▶ Set exercise
What number of lines contain the word "Республика"? Reply with the number and nothing else.

Recorded data
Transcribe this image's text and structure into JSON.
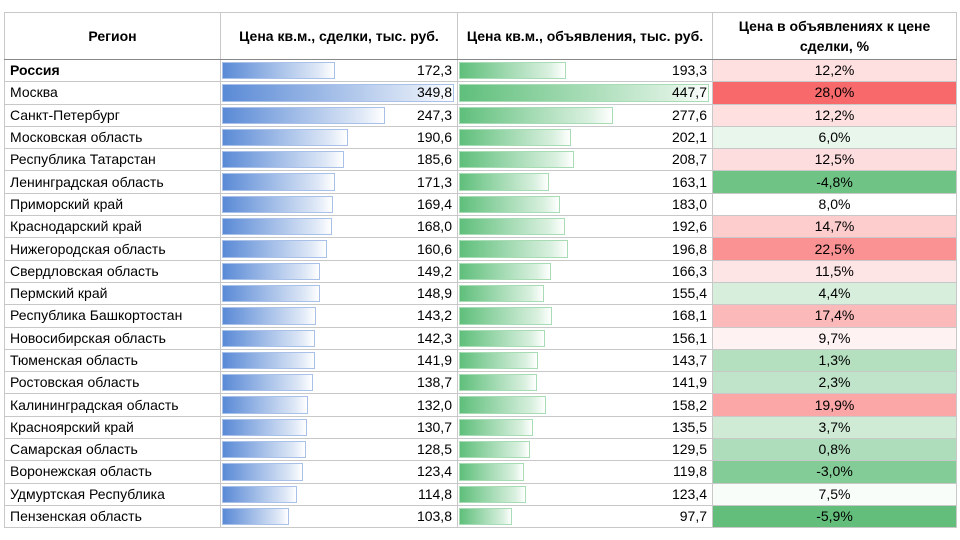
{
  "table": {
    "header": [
      "Регион",
      "Цена кв.м., сделки, тыс. руб.",
      "Цена кв.м., объявления, тыс. руб.",
      "Цена в объявлениях к цене сделки, %"
    ],
    "rows": [
      [
        "Россия",
        "172,3",
        "193,3",
        "12,2%"
      ],
      [
        "Москва",
        "349,8",
        "447,7",
        "28,0%"
      ],
      [
        "Санкт-Петербург",
        "247,3",
        "277,6",
        "12,2%"
      ],
      [
        "Московская область",
        "190,6",
        "202,1",
        "6,0%"
      ],
      [
        "Республика Татарстан",
        "185,6",
        "208,7",
        "12,5%"
      ],
      [
        "Ленинградская область",
        "171,3",
        "163,1",
        "-4,8%"
      ],
      [
        "Приморский край",
        "169,4",
        "183,0",
        "8,0%"
      ],
      [
        "Краснодарский край",
        "168,0",
        "192,6",
        "14,7%"
      ],
      [
        "Нижегородская область",
        "160,6",
        "196,8",
        "22,5%"
      ],
      [
        "Свердловская область",
        "149,2",
        "166,3",
        "11,5%"
      ],
      [
        "Пермский край",
        "148,9",
        "155,4",
        "4,4%"
      ],
      [
        "Республика Башкортостан",
        "143,2",
        "168,1",
        "17,4%"
      ],
      [
        "Новосибирская область",
        "142,3",
        "156,1",
        "9,7%"
      ],
      [
        "Тюменская область",
        "141,9",
        "143,7",
        "1,3%"
      ],
      [
        "Ростовская область",
        "138,7",
        "141,9",
        "2,3%"
      ],
      [
        "Калининградская область",
        "132,0",
        "158,2",
        "19,9%"
      ],
      [
        "Красноярский край",
        "130,7",
        "135,5",
        "3,7%"
      ],
      [
        "Самарская область",
        "128,5",
        "129,5",
        "0,8%"
      ],
      [
        "Воронежская область",
        "123,4",
        "119,8",
        "-3,0%"
      ],
      [
        "Удмуртская Республика",
        "114,8",
        "123,4",
        "7,5%"
      ],
      [
        "Пензенская область",
        "103,8",
        "97,7",
        "-5,9%"
      ]
    ]
  }
}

▶ Written answer
3